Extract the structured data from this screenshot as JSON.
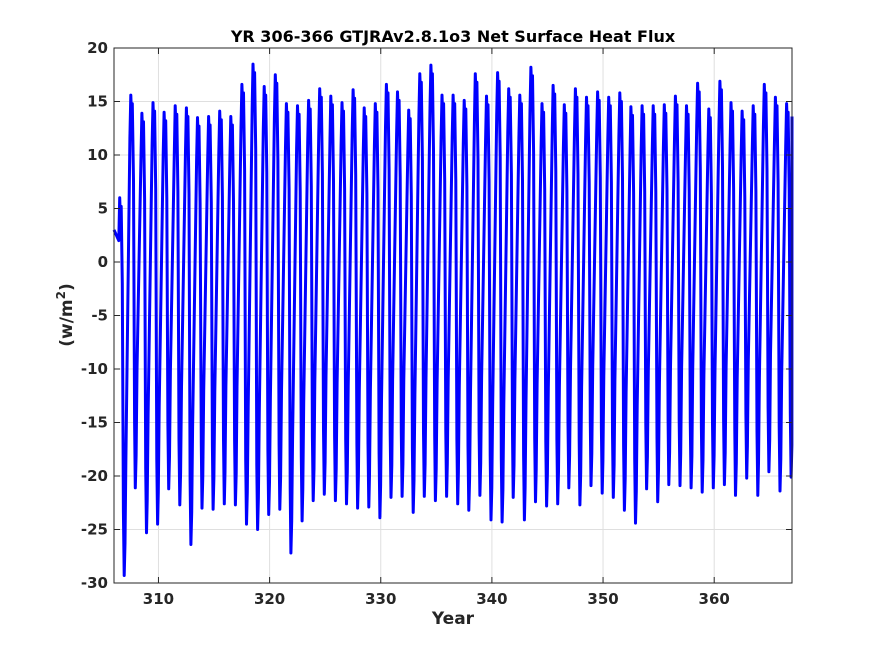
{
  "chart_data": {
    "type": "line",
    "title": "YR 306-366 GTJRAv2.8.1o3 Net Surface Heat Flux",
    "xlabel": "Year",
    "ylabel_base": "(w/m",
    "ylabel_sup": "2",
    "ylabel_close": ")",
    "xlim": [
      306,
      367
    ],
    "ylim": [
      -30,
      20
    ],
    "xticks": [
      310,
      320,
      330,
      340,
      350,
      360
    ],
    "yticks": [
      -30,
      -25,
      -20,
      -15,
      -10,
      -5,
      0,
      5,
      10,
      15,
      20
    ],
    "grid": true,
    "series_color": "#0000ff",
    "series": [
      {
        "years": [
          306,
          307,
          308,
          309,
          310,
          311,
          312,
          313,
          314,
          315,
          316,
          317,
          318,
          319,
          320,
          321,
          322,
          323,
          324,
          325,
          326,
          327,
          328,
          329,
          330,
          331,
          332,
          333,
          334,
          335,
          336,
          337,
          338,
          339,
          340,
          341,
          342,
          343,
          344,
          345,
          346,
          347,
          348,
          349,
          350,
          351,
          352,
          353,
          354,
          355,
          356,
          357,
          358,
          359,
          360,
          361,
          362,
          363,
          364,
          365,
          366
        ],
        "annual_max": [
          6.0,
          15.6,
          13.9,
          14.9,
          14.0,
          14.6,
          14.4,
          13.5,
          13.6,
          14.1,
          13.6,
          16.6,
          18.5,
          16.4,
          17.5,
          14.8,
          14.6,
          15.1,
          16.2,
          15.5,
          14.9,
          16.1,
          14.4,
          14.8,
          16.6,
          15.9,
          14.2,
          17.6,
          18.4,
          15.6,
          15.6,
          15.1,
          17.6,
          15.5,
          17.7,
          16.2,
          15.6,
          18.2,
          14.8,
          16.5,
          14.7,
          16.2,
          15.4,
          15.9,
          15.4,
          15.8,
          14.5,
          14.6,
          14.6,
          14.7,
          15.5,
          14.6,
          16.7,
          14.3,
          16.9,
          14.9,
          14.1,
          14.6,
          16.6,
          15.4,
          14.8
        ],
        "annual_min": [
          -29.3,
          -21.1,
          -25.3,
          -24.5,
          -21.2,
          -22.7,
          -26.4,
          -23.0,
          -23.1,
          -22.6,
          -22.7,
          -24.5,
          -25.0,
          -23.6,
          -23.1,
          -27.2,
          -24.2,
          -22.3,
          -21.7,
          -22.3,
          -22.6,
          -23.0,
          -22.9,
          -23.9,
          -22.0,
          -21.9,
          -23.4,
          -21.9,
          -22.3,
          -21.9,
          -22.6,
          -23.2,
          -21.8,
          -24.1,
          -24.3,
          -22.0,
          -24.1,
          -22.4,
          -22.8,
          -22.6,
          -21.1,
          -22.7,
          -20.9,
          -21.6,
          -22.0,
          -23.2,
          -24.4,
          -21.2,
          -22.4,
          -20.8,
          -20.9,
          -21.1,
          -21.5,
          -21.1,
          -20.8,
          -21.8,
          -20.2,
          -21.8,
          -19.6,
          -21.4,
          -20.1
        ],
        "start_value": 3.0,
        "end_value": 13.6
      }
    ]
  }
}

▸ What you have to do: Quote the entries above word for word. Leave the images out.

▸ Response to this task:
Extract the structured data from this screenshot as JSON.
{
  "chart_data": {
    "type": "line",
    "title": "YR 306-366 GTJRAv2.8.1o3 Net Surface Heat Flux",
    "xlabel": "Year",
    "ylabel_base": "(w/m",
    "ylabel_sup": "2",
    "ylabel_close": ")",
    "xlim": [
      306,
      367
    ],
    "ylim": [
      -30,
      20
    ],
    "xticks": [
      310,
      320,
      330,
      340,
      350,
      360
    ],
    "yticks": [
      -30,
      -25,
      -20,
      -15,
      -10,
      -5,
      0,
      5,
      10,
      15,
      20
    ],
    "grid": true,
    "series_color": "#0000ff",
    "series": [
      {
        "years": [
          306,
          307,
          308,
          309,
          310,
          311,
          312,
          313,
          314,
          315,
          316,
          317,
          318,
          319,
          320,
          321,
          322,
          323,
          324,
          325,
          326,
          327,
          328,
          329,
          330,
          331,
          332,
          333,
          334,
          335,
          336,
          337,
          338,
          339,
          340,
          341,
          342,
          343,
          344,
          345,
          346,
          347,
          348,
          349,
          350,
          351,
          352,
          353,
          354,
          355,
          356,
          357,
          358,
          359,
          360,
          361,
          362,
          363,
          364,
          365,
          366
        ],
        "annual_max": [
          6.0,
          15.6,
          13.9,
          14.9,
          14.0,
          14.6,
          14.4,
          13.5,
          13.6,
          14.1,
          13.6,
          16.6,
          18.5,
          16.4,
          17.5,
          14.8,
          14.6,
          15.1,
          16.2,
          15.5,
          14.9,
          16.1,
          14.4,
          14.8,
          16.6,
          15.9,
          14.2,
          17.6,
          18.4,
          15.6,
          15.6,
          15.1,
          17.6,
          15.5,
          17.7,
          16.2,
          15.6,
          18.2,
          14.8,
          16.5,
          14.7,
          16.2,
          15.4,
          15.9,
          15.4,
          15.8,
          14.5,
          14.6,
          14.6,
          14.7,
          15.5,
          14.6,
          16.7,
          14.3,
          16.9,
          14.9,
          14.1,
          14.6,
          16.6,
          15.4,
          14.8
        ],
        "annual_min": [
          -29.3,
          -21.1,
          -25.3,
          -24.5,
          -21.2,
          -22.7,
          -26.4,
          -23.0,
          -23.1,
          -22.6,
          -22.7,
          -24.5,
          -25.0,
          -23.6,
          -23.1,
          -27.2,
          -24.2,
          -22.3,
          -21.7,
          -22.3,
          -22.6,
          -23.0,
          -22.9,
          -23.9,
          -22.0,
          -21.9,
          -23.4,
          -21.9,
          -22.3,
          -21.9,
          -22.6,
          -23.2,
          -21.8,
          -24.1,
          -24.3,
          -22.0,
          -24.1,
          -22.4,
          -22.8,
          -22.6,
          -21.1,
          -22.7,
          -20.9,
          -21.6,
          -22.0,
          -23.2,
          -24.4,
          -21.2,
          -22.4,
          -20.8,
          -20.9,
          -21.1,
          -21.5,
          -21.1,
          -20.8,
          -21.8,
          -20.2,
          -21.8,
          -19.6,
          -21.4,
          -20.1
        ],
        "start_value": 3.0,
        "end_value": 13.6
      }
    ]
  }
}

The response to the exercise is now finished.